**Direction:** Can you find the lines of the listing that include "text" and copy every one?

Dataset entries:
= = = =

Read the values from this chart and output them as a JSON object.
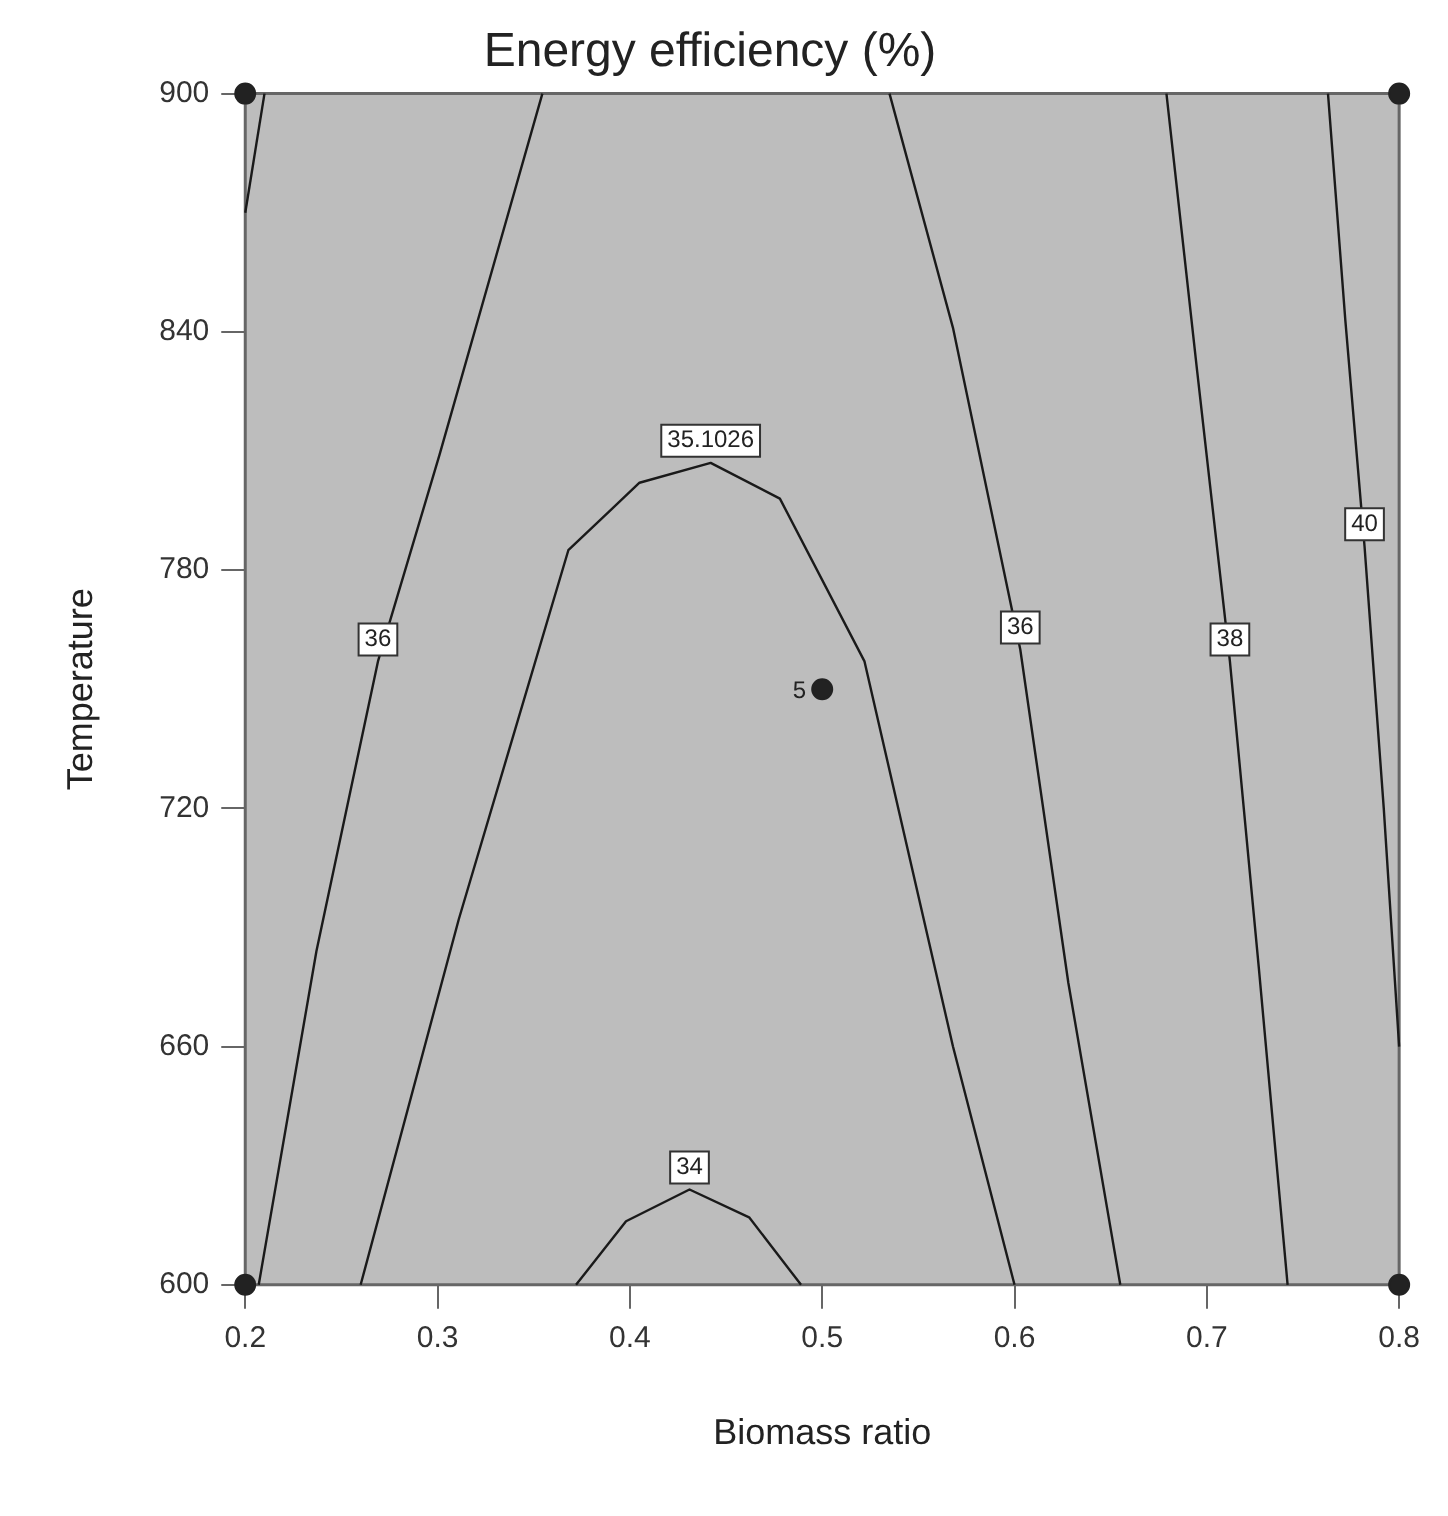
{
  "chart_data": {
    "type": "line",
    "title": "Energy efficiency (%)",
    "xlabel": "Biomass ratio",
    "ylabel": "Temperature",
    "xlim": [
      0.2,
      0.8
    ],
    "xticks": [
      0.2,
      0.3,
      0.4,
      0.5,
      0.6,
      0.7,
      0.8
    ],
    "ylim": [
      600,
      900
    ],
    "yticks": [
      600,
      660,
      720,
      780,
      840,
      900
    ],
    "marker": "none",
    "line_style": "solid",
    "series": [
      {
        "color": "#1a1a1a",
        "x": [
          0.21,
          0.2
        ],
        "values": [
          900,
          870
        ]
      },
      {
        "name": "36",
        "color": "#1a1a1a",
        "x": [
          0.207,
          0.237,
          0.269,
          0.301,
          0.3545
        ],
        "values": [
          600,
          684,
          757,
          809,
          900
        ]
      },
      {
        "name": "35.1026",
        "color": "#1a1a1a",
        "x": [
          0.26,
          0.311,
          0.368,
          0.405,
          0.442,
          0.478,
          0.522,
          0.568,
          0.6
        ],
        "values": [
          600,
          692,
          785,
          802,
          807,
          798,
          757,
          660,
          600
        ]
      },
      {
        "name": "34",
        "color": "#1a1a1a",
        "x": [
          0.372,
          0.398,
          0.431,
          0.462,
          0.489
        ],
        "values": [
          600,
          616,
          624,
          617,
          600
        ]
      },
      {
        "name": "36",
        "color": "#1a1a1a",
        "x": [
          0.535,
          0.568,
          0.603,
          0.628,
          0.655
        ],
        "values": [
          900,
          841,
          760,
          676,
          600
        ]
      },
      {
        "name": "38",
        "color": "#1a1a1a",
        "x": [
          0.679,
          0.695,
          0.712,
          0.727,
          0.742
        ],
        "values": [
          900,
          830,
          757,
          680,
          600
        ]
      },
      {
        "name": "40",
        "color": "#1a1a1a",
        "x": [
          0.763,
          0.772,
          0.782,
          0.792,
          0.8
        ],
        "values": [
          900,
          843,
          786,
          720,
          660
        ]
      },
      {
        "type": "scatter",
        "marker": "circle",
        "color": "#222222",
        "x": [
          0.2,
          0.2,
          0.8,
          0.8,
          0.5
        ],
        "values": [
          600,
          900,
          600,
          900,
          750
        ]
      }
    ],
    "annotations": [
      {
        "text": "5",
        "x": 0.5,
        "y": 750
      }
    ]
  }
}
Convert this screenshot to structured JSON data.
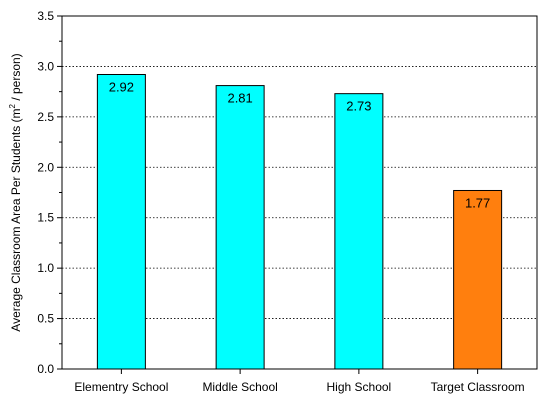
{
  "chart_data": {
    "type": "bar",
    "categories": [
      "Elementry School",
      "Middle School",
      "High School",
      "Target Classroom"
    ],
    "values": [
      2.92,
      2.81,
      2.73,
      1.77
    ],
    "value_labels": [
      "2.92",
      "2.81",
      "2.73",
      "1.77"
    ],
    "colors": [
      "#00FFFF",
      "#00FFFF",
      "#00FFFF",
      "#FF7F0E"
    ],
    "ylabel": {
      "before": "Average Classroom Area Per Students (m",
      "sup": "2",
      "after": " / person)"
    },
    "ylim": [
      0,
      3.5
    ],
    "yticks": [
      0.0,
      0.5,
      1.0,
      1.5,
      2.0,
      2.5,
      3.0,
      3.5
    ],
    "ytick_labels": [
      "0.0",
      "0.5",
      "1.0",
      "1.5",
      "2.0",
      "2.5",
      "3.0",
      "3.5"
    ],
    "grid": "horizontal-dotted",
    "legend": "none"
  }
}
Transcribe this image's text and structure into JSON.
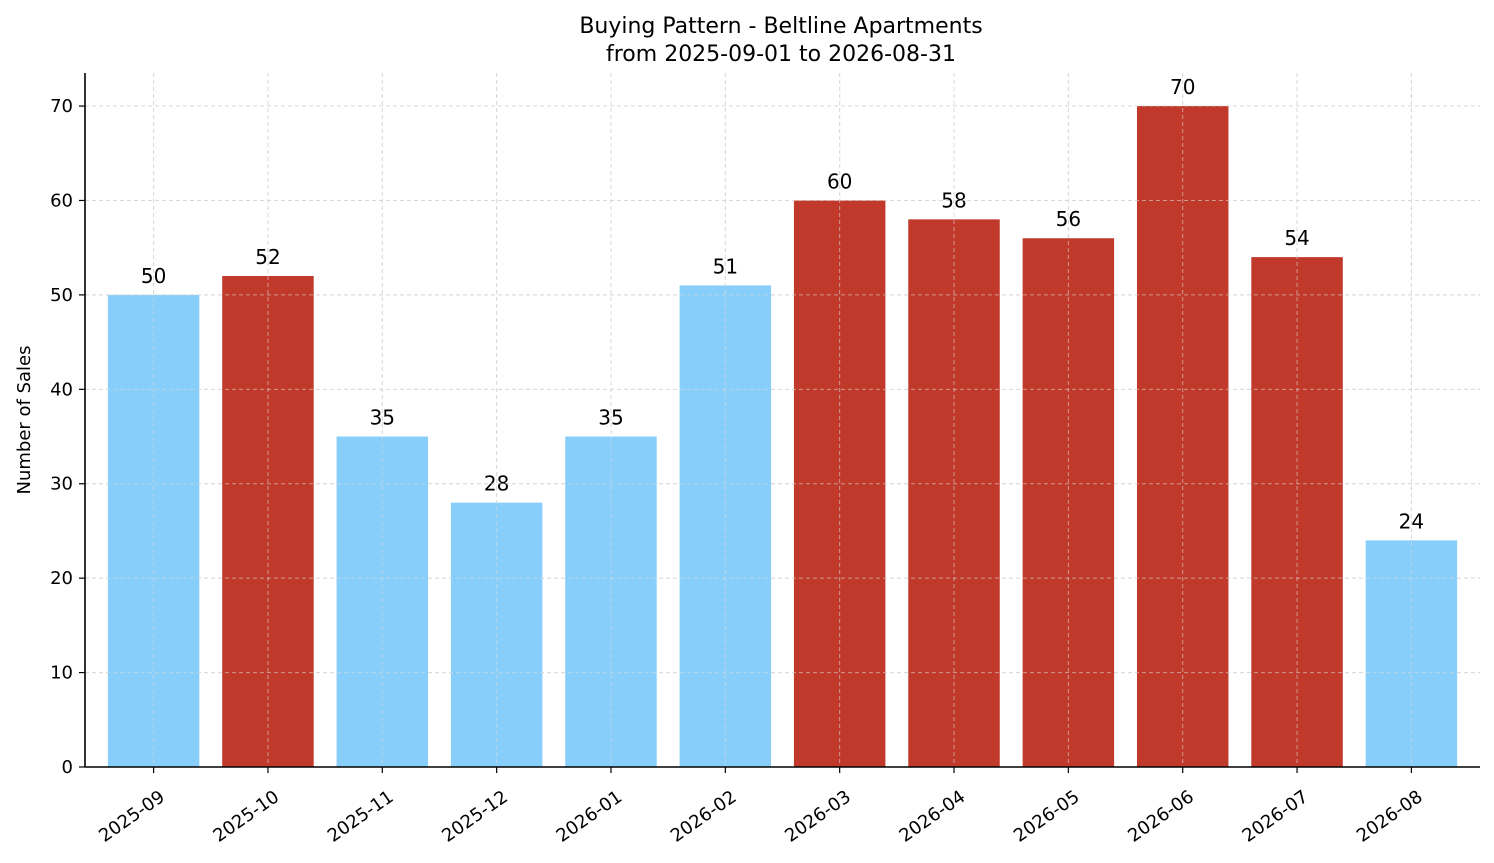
{
  "chart_data": {
    "type": "bar",
    "title": "Buying Pattern - Beltline Apartments",
    "subtitle": "from 2025-09-01 to 2026-08-31",
    "xlabel": "",
    "ylabel": "Number of Sales",
    "categories": [
      "2025-09",
      "2025-10",
      "2025-11",
      "2025-12",
      "2026-01",
      "2026-02",
      "2026-03",
      "2026-04",
      "2026-05",
      "2026-06",
      "2026-07",
      "2026-08"
    ],
    "values": [
      50,
      52,
      35,
      28,
      35,
      51,
      60,
      58,
      56,
      70,
      54,
      24
    ],
    "bar_colors": [
      "#87CEFA",
      "#C0392B",
      "#87CEFA",
      "#87CEFA",
      "#87CEFA",
      "#87CEFA",
      "#C0392B",
      "#C0392B",
      "#C0392B",
      "#C0392B",
      "#C0392B",
      "#87CEFA"
    ],
    "ylim": [
      0,
      73.5
    ],
    "yticks": [
      0,
      10,
      20,
      30,
      40,
      50,
      60,
      70
    ],
    "grid": true,
    "data_labels": true,
    "colors": {
      "light": "#87CEFA",
      "dark": "#C0392B",
      "grid": "#d9d9d9",
      "axis": "#000000"
    }
  }
}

= = = =

**Full output:**
        "text": "5",
Transcribe this image's text and structure into JSON.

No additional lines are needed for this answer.